Make an exact copy of the records, with the images left out.
------ Data shown
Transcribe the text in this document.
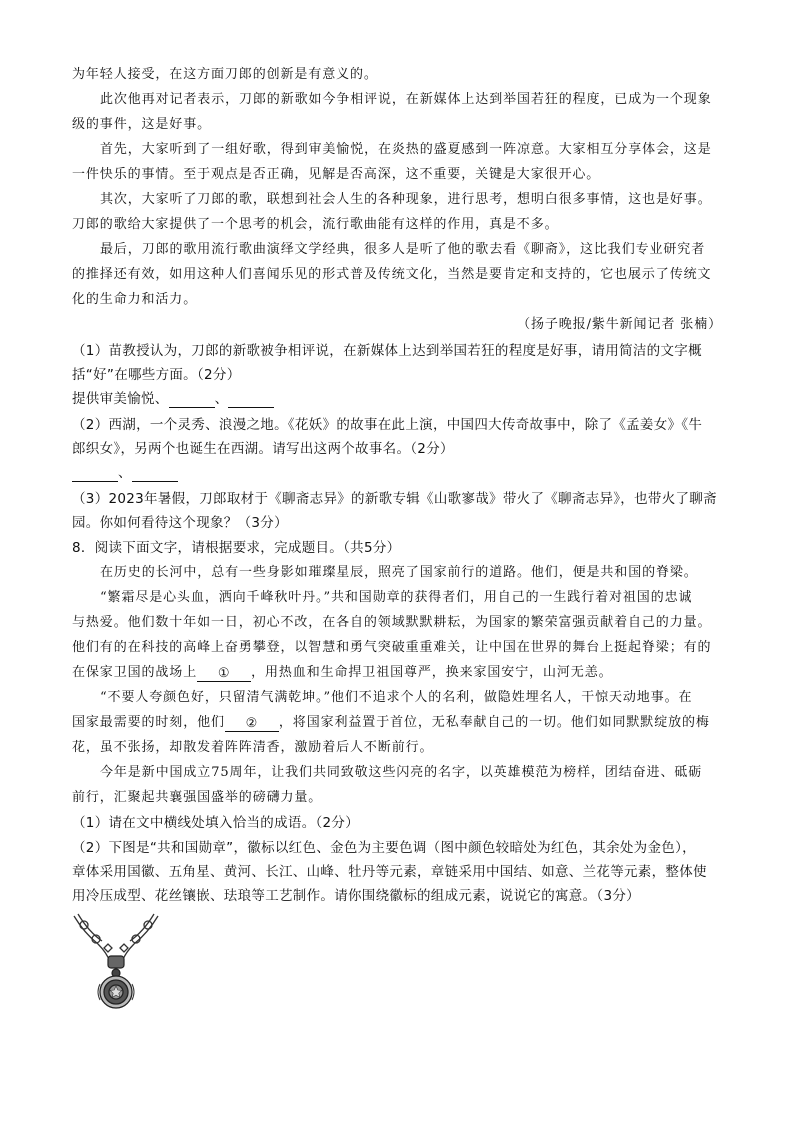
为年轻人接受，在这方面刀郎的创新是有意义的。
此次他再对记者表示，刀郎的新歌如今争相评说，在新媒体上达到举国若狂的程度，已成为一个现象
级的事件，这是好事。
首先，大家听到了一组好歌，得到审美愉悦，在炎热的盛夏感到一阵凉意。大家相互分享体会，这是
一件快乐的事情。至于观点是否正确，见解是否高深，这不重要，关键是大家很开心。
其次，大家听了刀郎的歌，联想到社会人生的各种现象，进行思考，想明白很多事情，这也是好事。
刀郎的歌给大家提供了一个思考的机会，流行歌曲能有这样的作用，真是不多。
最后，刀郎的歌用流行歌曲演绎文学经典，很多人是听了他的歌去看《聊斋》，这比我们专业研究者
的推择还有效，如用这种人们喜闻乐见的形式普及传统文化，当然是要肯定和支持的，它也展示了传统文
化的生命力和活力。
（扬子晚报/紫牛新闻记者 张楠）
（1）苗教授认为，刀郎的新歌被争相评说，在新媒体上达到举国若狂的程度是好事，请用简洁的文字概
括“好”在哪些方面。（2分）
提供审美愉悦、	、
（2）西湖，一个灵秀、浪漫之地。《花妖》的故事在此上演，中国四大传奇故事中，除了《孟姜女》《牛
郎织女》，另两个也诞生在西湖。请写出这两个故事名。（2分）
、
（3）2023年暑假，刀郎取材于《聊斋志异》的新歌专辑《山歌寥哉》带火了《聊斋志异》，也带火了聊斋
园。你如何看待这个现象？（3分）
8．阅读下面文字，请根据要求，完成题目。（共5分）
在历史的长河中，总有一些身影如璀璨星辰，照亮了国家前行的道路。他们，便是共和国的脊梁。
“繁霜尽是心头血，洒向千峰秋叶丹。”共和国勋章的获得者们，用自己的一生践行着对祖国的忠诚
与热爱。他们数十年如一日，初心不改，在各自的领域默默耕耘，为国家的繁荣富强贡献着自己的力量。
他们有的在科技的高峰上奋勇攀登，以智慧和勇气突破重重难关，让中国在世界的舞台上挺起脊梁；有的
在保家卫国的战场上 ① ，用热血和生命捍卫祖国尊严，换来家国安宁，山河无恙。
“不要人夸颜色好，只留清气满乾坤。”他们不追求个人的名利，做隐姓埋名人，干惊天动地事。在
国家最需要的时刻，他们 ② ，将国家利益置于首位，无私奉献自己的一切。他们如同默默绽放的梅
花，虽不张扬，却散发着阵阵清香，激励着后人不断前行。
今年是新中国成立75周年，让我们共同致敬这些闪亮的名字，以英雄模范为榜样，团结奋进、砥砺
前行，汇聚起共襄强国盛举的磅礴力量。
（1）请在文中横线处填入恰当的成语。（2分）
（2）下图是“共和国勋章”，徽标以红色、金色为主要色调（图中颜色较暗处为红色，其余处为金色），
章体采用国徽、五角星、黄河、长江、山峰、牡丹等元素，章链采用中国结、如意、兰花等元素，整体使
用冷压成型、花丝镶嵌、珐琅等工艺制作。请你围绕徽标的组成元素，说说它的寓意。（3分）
------------
* **Written answer**
Transcribe the text in this document.
为年轻人接受，在这方面刀郎的创新是有意义的。
此次他再对记者表示，刀郎的新歌如今争相评说，在新媒体上达到举国若狂的程度，已成为一个现象
级的事件，这是好事。
首先，大家听到了一组好歌，得到审美愉悦，在炎热的盛夏感到一阵凉意。大家相互分享体会，这是
一件快乐的事情。至于观点是否正确，见解是否高深，这不重要，关键是大家很开心。
其次，大家听了刀郎的歌，联想到社会人生的各种现象，进行思考，想明白很多事情，这也是好事。
刀郎的歌给大家提供了一个思考的机会，流行歌曲能有这样的作用，真是不多。
最后，刀郎的歌用流行歌曲演绎文学经典，很多人是听了他的歌去看《聊斋》，这比我们专业研究者
的推择还有效，如用这种人们喜闻乐见的形式普及传统文化，当然是要肯定和支持的，它也展示了传统文
化的生命力和活力。
（扬子晚报/紫牛新闻记者 张楠）
（1）苗教授认为，刀郎的新歌被争相评说，在新媒体上达到举国若狂的程度是好事，请用简洁的文字概
括“好”在哪些方面。（2分）
提供审美愉悦、	、
（2）西湖，一个灵秀、浪漫之地。《花妖》的故事在此上演，中国四大传奇故事中，除了《孟姜女》《牛
郎织女》，另两个也诞生在西湖。请写出这两个故事名。（2分）
、
（3）2023年暑假，刀郎取材于《聊斋志异》的新歌专辑《山歌寥哉》带火了《聊斋志异》，也带火了聊斋
园。你如何看待这个现象？（3分）
8．阅读下面文字，请根据要求，完成题目。（共5分）
在历史的长河中，总有一些身影如璀璨星辰，照亮了国家前行的道路。他们，便是共和国的脊梁。
“繁霜尽是心头血，洒向千峰秋叶丹。”共和国勋章的获得者们，用自己的一生践行着对祖国的忠诚
与热爱。他们数十年如一日，初心不改，在各自的领域默默耕耘，为国家的繁荣富强贡献着自己的力量。
他们有的在科技的高峰上奋勇攀登，以智慧和勇气突破重重难关，让中国在世界的舞台上挺起脊梁；有的
在保家卫国的战场上 ① ，用热血和生命捍卫祖国尊严，换来家国安宁，山河无恙。
“不要人夸颜色好，只留清气满乾坤。”他们不追求个人的名利，做隐姓埋名人，干惊天动地事。在
国家最需要的时刻，他们 ② ，将国家利益置于首位，无私奉献自己的一切。他们如同默默绽放的梅
花，虽不张扬，却散发着阵阵清香，激励着后人不断前行。
今年是新中国成立75周年，让我们共同致敬这些闪亮的名字，以英雄模范为榜样，团结奋进、砥砺
前行，汇聚起共襄强国盛举的磅礴力量。
（1）请在文中横线处填入恰当的成语。（2分）
（2）下图是“共和国勋章”，徽标以红色、金色为主要色调（图中颜色较暗处为红色，其余处为金色），
章体采用国徽、五角星、黄河、长江、山峰、牡丹等元素，章链采用中国结、如意、兰花等元素，整体使
用冷压成型、花丝镶嵌、珐琅等工艺制作。请你围绕徽标的组成元素，说说它的寓意。（3分）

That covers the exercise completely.